PROBLEM REQUIREMENTS » Repeat every entry word for word, but leave the images out of your copy.

STORED ROWS »

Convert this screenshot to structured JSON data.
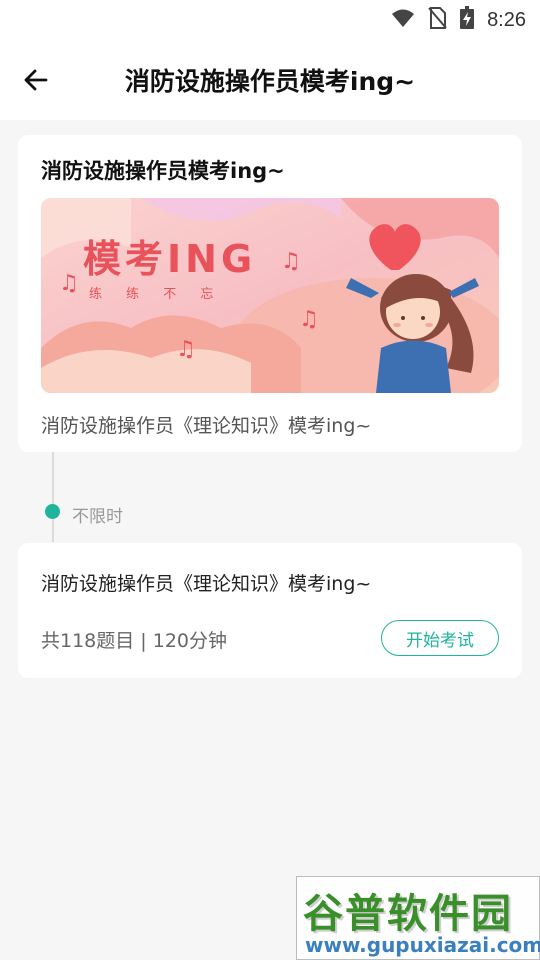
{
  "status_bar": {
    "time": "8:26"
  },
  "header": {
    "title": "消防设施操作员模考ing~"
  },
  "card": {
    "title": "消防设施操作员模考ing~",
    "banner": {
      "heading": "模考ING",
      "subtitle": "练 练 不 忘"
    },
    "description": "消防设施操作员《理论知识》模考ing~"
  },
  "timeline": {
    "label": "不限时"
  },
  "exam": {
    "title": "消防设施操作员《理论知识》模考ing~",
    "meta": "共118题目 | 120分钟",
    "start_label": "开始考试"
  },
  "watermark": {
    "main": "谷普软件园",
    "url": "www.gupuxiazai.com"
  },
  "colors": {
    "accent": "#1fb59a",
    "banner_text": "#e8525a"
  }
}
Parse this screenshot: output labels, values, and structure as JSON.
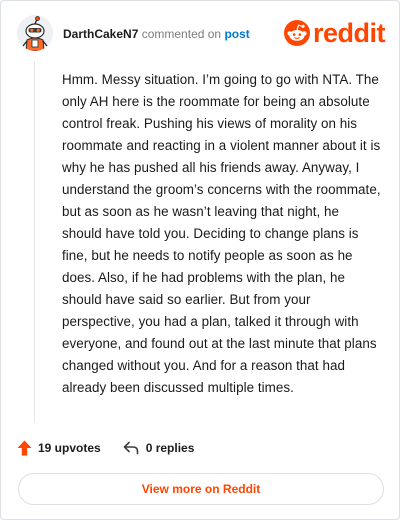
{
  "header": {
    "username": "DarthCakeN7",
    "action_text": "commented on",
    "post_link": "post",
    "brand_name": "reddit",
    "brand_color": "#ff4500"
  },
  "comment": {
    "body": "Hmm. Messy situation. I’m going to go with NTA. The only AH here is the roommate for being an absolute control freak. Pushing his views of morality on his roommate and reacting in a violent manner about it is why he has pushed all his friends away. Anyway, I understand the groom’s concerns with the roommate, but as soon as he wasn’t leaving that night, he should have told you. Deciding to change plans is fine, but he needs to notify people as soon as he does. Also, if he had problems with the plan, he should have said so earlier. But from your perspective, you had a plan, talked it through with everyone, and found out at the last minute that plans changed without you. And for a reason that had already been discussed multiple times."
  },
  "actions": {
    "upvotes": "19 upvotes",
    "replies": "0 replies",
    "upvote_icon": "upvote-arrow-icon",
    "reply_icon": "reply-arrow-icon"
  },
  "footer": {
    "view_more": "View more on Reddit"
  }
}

WORKED SOLUTION »
Convert this screenshot to structured JSON data.
{
  "status_bar": {
    "time": "8:26"
  },
  "header": {
    "title": "消防设施操作员模考ing~"
  },
  "card": {
    "title": "消防设施操作员模考ing~",
    "banner": {
      "heading": "模考ING",
      "subtitle": "练 练 不 忘"
    },
    "description": "消防设施操作员《理论知识》模考ing~"
  },
  "timeline": {
    "label": "不限时"
  },
  "exam": {
    "title": "消防设施操作员《理论知识》模考ing~",
    "meta": "共118题目 | 120分钟",
    "start_label": "开始考试"
  },
  "watermark": {
    "main": "谷普软件园",
    "url": "www.gupuxiazai.com"
  },
  "colors": {
    "accent": "#1fb59a",
    "banner_text": "#e8525a"
  }
}
Parse this screenshot: output labels, values, and structure as JSON.
{
  "header": {
    "username": "DarthCakeN7",
    "action_text": "commented on",
    "post_link": "post",
    "brand_name": "reddit",
    "brand_color": "#ff4500"
  },
  "comment": {
    "body": "Hmm. Messy situation. I’m going to go with NTA. The only AH here is the roommate for being an absolute control freak. Pushing his views of morality on his roommate and reacting in a violent manner about it is why he has pushed all his friends away. Anyway, I understand the groom’s concerns with the roommate, but as soon as he wasn’t leaving that night, he should have told you. Deciding to change plans is fine, but he needs to notify people as soon as he does. Also, if he had problems with the plan, he should have said so earlier. But from your perspective, you had a plan, talked it through with everyone, and found out at the last minute that plans changed without you. And for a reason that had already been discussed multiple times."
  },
  "actions": {
    "upvotes": "19 upvotes",
    "replies": "0 replies",
    "upvote_icon": "upvote-arrow-icon",
    "reply_icon": "reply-arrow-icon"
  },
  "footer": {
    "view_more": "View more on Reddit"
  }
}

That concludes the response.